== Goal ==
Omit the images. Copy each entry word for word.

──────────────────────────────

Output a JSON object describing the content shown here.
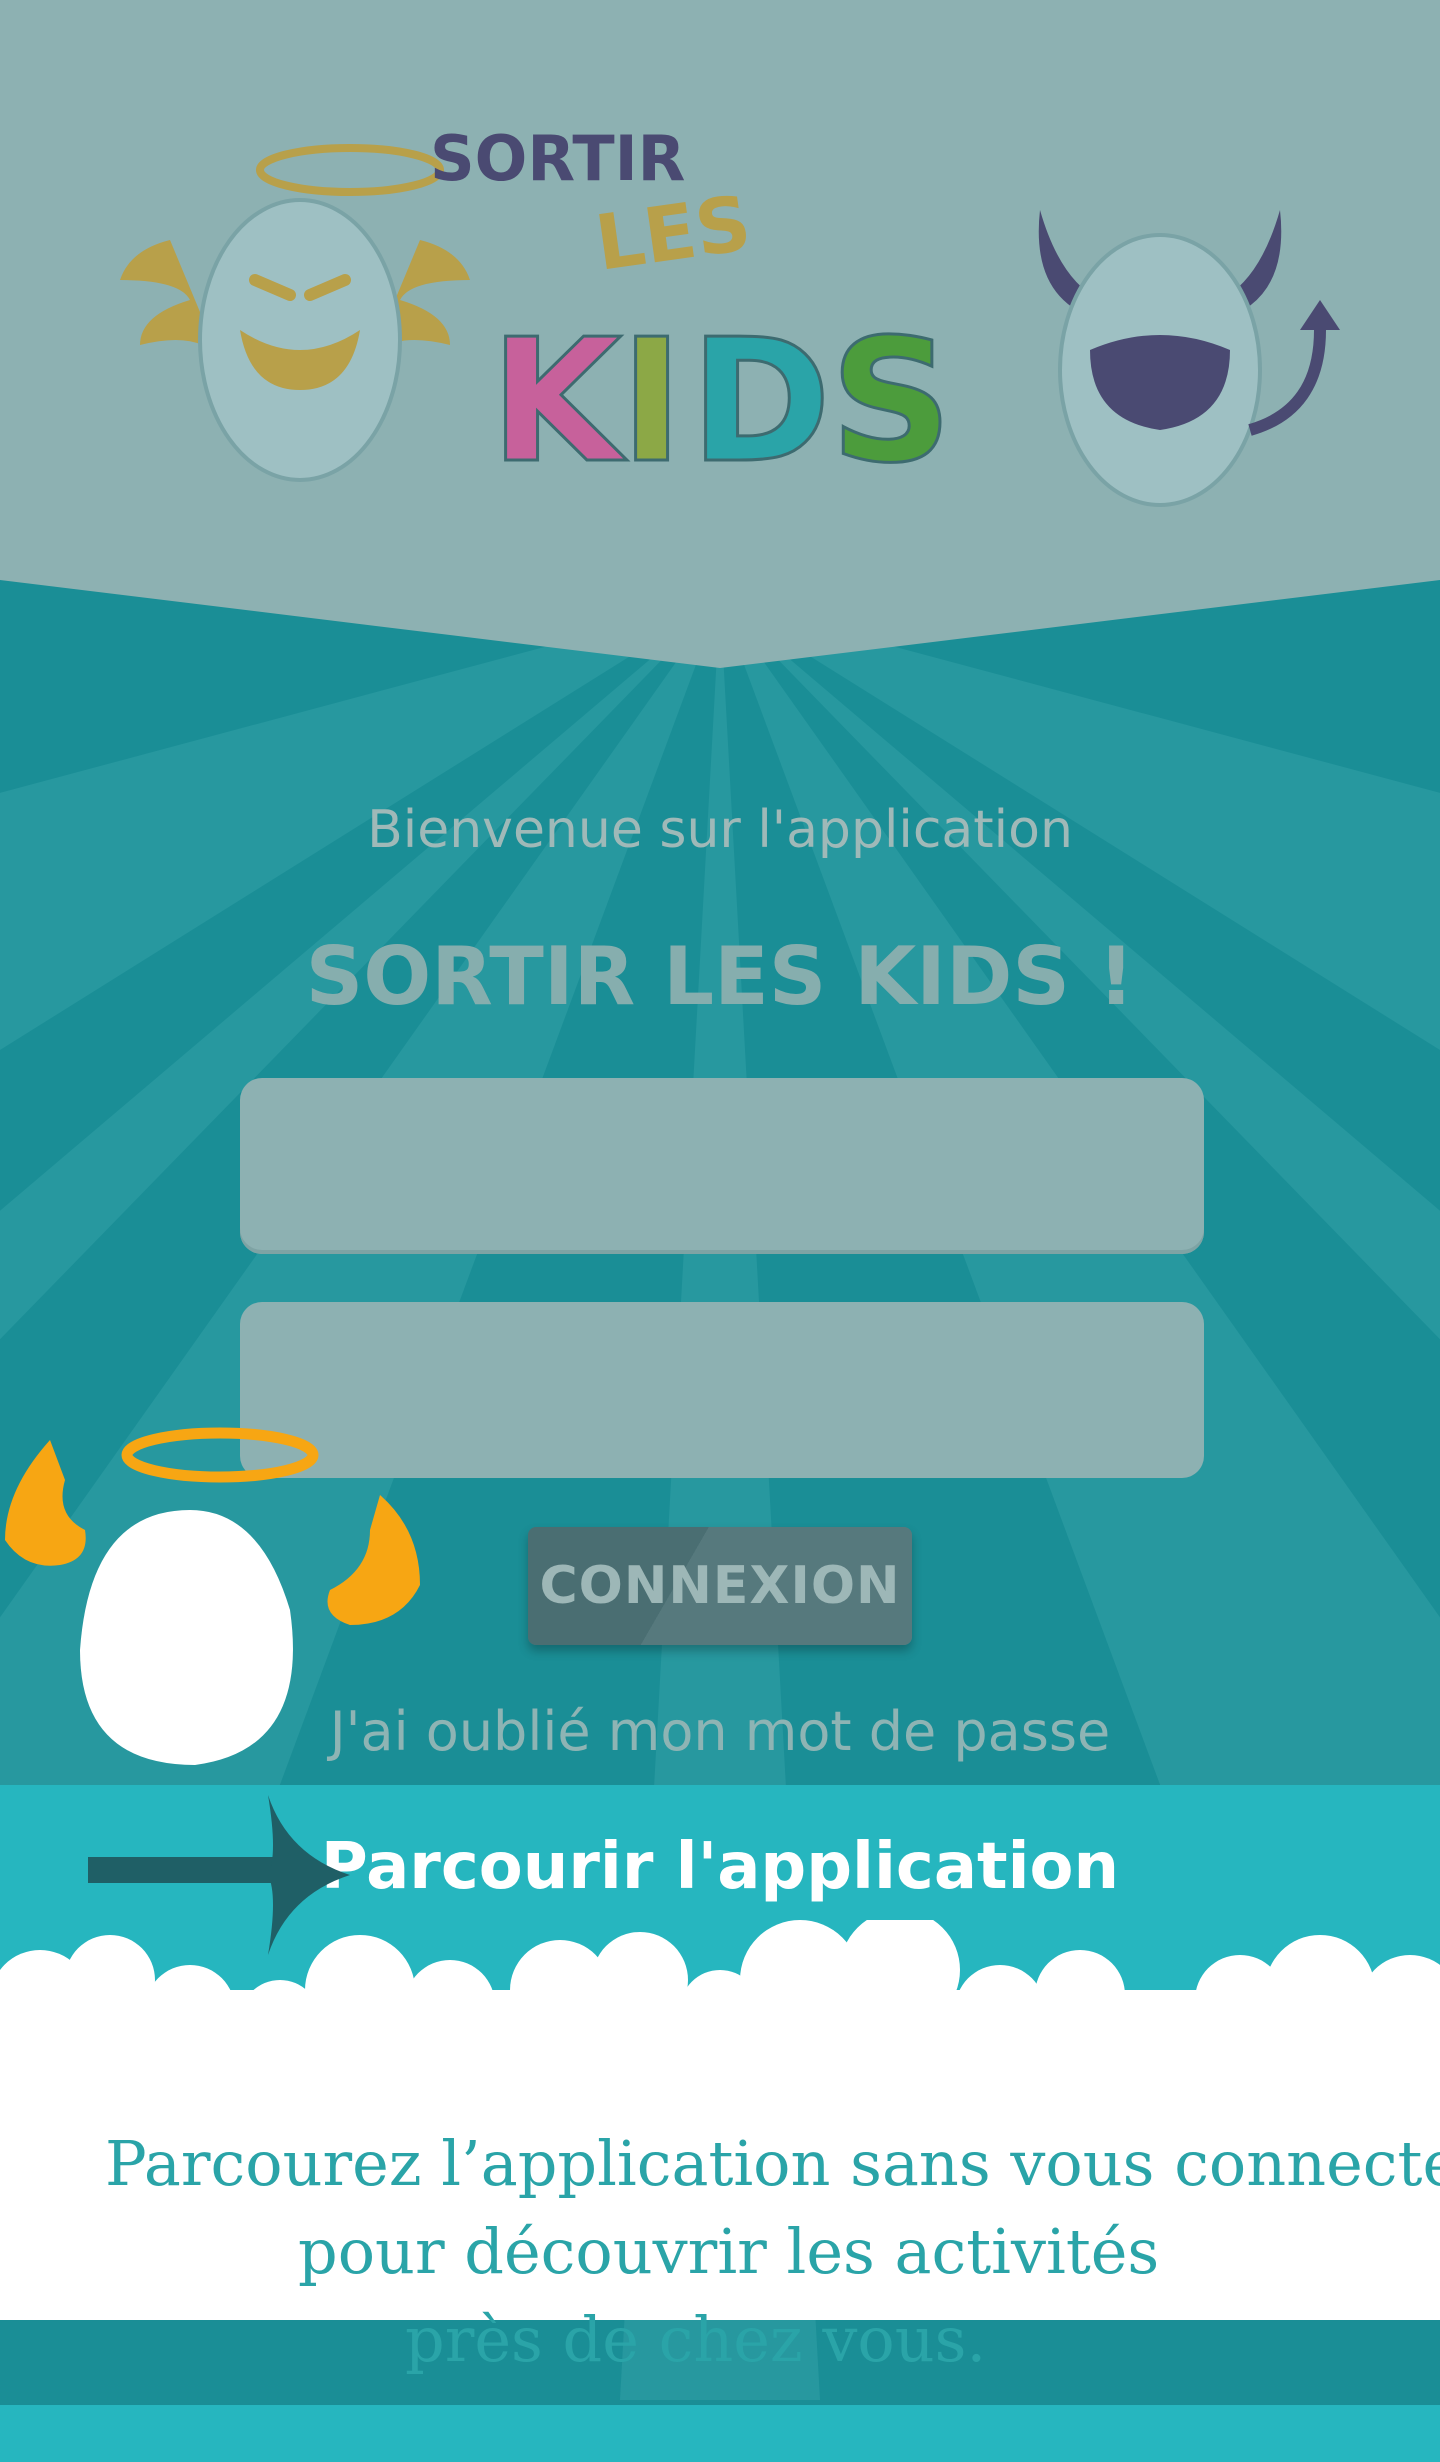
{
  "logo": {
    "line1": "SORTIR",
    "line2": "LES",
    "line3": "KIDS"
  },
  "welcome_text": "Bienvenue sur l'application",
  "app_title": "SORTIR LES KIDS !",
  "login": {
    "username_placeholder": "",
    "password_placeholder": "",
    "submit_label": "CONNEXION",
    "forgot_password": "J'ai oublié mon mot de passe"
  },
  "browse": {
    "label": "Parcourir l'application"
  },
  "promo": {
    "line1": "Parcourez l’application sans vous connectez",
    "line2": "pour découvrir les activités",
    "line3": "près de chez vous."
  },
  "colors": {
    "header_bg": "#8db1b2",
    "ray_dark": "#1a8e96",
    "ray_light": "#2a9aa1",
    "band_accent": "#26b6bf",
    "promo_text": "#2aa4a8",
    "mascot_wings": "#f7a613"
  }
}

──────────────────────────────

== Solution for this task ==
Output a JSON object describing the content shown here.
{
  "logo": {
    "line1": "SORTIR",
    "line2": "LES",
    "line3": "KIDS"
  },
  "welcome_text": "Bienvenue sur l'application",
  "app_title": "SORTIR LES KIDS !",
  "login": {
    "username_placeholder": "",
    "password_placeholder": "",
    "submit_label": "CONNEXION",
    "forgot_password": "J'ai oublié mon mot de passe"
  },
  "browse": {
    "label": "Parcourir l'application"
  },
  "promo": {
    "line1": "Parcourez l’application sans vous connectez",
    "line2": "pour découvrir les activités",
    "line3": "près de chez vous."
  },
  "colors": {
    "header_bg": "#8db1b2",
    "ray_dark": "#1a8e96",
    "ray_light": "#2a9aa1",
    "band_accent": "#26b6bf",
    "promo_text": "#2aa4a8",
    "mascot_wings": "#f7a613"
  }
}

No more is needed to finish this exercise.